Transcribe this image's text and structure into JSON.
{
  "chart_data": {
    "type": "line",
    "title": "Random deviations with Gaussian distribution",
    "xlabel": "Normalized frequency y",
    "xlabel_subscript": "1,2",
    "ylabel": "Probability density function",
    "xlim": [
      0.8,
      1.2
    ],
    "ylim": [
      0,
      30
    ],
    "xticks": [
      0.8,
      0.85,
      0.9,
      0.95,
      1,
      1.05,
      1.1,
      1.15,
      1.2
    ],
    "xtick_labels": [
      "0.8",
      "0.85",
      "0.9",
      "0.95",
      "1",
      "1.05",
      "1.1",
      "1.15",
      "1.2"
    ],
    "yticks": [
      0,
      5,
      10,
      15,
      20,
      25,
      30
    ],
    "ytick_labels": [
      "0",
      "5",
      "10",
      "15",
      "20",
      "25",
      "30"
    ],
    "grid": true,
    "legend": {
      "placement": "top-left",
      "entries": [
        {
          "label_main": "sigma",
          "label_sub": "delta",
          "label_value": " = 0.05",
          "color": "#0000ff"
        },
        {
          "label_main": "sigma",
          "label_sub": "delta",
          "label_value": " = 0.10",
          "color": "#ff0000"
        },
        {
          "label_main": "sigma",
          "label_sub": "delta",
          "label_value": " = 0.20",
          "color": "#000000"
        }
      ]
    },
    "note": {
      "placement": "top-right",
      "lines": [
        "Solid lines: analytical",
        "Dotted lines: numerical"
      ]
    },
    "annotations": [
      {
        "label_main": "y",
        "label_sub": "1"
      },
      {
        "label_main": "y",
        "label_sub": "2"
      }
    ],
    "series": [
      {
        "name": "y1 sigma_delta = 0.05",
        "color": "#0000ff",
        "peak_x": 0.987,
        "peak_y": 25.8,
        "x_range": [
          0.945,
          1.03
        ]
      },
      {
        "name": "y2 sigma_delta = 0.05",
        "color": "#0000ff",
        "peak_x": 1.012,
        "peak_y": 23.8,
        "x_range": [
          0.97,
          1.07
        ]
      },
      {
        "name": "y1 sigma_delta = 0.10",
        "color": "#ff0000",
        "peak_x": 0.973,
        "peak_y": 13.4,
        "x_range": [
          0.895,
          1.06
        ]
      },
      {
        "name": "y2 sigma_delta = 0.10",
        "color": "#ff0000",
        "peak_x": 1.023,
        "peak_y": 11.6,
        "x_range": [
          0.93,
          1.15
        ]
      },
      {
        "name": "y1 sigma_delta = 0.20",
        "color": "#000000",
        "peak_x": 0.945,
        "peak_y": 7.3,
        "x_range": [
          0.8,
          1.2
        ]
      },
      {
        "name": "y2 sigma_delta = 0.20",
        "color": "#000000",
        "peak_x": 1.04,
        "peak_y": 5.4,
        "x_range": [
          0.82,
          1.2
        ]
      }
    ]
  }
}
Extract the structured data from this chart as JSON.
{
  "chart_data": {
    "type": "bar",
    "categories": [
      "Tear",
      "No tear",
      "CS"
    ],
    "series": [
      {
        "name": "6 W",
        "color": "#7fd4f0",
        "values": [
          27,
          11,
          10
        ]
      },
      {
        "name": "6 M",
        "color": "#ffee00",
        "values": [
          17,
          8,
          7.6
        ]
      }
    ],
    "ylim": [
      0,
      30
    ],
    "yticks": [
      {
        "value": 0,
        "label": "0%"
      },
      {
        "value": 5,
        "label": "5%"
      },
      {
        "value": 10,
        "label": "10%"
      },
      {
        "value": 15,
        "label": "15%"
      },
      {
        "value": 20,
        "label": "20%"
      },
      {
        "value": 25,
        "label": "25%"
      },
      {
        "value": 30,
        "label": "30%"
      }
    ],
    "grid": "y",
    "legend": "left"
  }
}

——————————

» TASK GOAL: Find each line holding the string "lines" and copy it out.

» SOLUTION TO THIS EXERCISE:
      "lines": [
        "Solid lines: analytical",
        "Dotted lines: numerical"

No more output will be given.